**Instructions to follow:** Determine how many lines hold "this" and give only that number.

**Items:**

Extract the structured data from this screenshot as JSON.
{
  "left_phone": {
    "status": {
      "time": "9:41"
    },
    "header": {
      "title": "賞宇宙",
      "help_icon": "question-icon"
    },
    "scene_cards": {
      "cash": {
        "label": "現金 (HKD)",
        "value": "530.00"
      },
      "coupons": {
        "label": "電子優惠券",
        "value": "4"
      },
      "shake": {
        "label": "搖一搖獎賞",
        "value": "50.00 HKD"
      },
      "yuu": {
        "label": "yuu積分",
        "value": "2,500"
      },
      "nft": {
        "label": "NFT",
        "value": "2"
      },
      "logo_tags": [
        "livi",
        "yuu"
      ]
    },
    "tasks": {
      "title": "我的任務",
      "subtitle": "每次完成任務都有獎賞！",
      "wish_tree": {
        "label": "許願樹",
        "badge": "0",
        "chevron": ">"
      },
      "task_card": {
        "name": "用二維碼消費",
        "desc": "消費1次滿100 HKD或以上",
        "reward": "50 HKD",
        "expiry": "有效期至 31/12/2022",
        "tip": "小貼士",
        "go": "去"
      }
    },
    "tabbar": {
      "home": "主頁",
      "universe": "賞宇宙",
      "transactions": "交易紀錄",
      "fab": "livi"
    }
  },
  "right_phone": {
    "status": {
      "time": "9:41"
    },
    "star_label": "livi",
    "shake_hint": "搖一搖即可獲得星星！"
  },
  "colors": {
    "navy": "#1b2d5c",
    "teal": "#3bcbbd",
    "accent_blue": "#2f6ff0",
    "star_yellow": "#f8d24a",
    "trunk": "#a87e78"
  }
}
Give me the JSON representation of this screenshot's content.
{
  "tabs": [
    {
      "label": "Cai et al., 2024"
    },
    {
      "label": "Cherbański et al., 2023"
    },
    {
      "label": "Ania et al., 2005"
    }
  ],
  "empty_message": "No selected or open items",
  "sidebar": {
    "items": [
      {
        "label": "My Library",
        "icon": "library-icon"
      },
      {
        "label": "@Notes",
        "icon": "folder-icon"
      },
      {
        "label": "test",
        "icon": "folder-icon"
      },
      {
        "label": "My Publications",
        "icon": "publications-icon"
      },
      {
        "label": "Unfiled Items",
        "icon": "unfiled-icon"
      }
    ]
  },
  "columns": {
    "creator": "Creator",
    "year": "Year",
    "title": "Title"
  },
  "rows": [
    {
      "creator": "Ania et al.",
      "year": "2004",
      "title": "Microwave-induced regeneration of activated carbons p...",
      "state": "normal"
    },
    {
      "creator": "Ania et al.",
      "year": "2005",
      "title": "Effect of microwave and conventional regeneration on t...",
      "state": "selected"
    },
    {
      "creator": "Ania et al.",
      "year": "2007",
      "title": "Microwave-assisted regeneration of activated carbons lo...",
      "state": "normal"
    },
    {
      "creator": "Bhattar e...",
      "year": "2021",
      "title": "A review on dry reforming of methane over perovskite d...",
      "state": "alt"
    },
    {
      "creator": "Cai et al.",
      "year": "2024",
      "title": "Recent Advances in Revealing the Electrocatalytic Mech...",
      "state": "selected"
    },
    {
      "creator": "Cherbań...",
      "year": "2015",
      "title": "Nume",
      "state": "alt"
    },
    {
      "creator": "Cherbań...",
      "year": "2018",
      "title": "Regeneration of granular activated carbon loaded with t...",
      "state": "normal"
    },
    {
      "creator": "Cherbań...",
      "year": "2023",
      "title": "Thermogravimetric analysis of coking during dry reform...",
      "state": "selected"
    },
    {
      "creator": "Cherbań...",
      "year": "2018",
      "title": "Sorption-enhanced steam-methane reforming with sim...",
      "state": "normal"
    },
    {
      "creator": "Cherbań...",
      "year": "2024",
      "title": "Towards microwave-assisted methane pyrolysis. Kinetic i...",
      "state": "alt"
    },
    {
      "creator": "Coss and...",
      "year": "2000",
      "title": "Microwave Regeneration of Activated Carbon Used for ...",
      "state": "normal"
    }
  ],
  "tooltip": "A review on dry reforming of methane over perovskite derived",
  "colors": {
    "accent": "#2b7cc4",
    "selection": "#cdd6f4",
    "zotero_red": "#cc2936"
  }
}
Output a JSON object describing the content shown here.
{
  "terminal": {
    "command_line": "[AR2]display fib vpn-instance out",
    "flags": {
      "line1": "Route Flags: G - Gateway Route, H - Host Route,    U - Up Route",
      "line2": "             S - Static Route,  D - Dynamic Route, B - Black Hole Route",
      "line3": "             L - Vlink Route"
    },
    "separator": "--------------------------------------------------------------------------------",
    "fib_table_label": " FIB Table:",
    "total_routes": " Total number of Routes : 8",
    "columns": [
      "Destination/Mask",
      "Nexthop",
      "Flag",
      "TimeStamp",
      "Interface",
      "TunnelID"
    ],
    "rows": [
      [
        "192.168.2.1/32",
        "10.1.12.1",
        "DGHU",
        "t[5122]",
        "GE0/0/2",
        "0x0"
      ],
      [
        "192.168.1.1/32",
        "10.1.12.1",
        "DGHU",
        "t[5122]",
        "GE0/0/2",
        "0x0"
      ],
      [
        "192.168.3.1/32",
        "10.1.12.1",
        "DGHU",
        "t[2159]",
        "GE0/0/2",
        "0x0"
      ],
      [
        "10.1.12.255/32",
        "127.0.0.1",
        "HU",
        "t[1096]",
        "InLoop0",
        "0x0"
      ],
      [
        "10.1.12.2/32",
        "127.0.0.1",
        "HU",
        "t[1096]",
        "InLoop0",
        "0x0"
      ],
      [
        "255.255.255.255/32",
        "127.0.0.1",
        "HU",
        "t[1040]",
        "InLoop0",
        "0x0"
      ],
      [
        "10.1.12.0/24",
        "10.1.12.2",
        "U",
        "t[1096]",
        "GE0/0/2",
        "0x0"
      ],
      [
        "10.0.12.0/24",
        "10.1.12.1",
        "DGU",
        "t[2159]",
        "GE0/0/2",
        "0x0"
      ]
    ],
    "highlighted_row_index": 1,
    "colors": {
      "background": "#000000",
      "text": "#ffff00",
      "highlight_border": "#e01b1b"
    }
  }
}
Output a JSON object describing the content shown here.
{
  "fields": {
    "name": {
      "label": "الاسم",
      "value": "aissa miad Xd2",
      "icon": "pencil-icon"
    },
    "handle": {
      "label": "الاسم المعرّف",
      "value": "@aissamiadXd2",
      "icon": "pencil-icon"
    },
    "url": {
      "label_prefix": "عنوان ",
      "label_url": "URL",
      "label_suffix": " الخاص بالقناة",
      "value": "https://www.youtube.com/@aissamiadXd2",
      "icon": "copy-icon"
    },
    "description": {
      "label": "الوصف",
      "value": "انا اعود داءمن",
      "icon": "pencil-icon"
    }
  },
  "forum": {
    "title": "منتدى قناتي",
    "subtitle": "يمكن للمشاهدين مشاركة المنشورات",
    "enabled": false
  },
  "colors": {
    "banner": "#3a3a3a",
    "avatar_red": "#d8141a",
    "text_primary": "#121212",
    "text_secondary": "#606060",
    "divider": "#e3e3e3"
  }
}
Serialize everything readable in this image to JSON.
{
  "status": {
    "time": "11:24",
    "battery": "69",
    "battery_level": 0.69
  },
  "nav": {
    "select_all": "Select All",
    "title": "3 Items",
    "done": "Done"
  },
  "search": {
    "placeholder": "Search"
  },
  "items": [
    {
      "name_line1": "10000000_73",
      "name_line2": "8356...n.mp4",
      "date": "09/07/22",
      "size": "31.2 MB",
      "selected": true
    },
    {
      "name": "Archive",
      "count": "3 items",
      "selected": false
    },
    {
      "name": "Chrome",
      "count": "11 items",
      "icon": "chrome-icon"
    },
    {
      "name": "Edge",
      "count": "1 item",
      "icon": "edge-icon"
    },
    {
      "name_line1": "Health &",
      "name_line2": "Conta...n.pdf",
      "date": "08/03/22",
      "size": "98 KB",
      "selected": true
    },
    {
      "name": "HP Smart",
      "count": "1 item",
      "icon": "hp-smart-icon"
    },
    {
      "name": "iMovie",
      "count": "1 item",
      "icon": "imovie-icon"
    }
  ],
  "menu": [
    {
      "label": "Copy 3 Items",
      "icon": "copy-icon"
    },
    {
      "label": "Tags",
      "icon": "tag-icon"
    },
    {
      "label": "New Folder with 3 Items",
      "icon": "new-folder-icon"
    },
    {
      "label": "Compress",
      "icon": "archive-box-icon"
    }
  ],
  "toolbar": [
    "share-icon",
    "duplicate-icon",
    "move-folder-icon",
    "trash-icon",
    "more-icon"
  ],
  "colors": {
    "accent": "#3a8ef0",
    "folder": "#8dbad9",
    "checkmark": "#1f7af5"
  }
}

**Answer to the exercise:** 3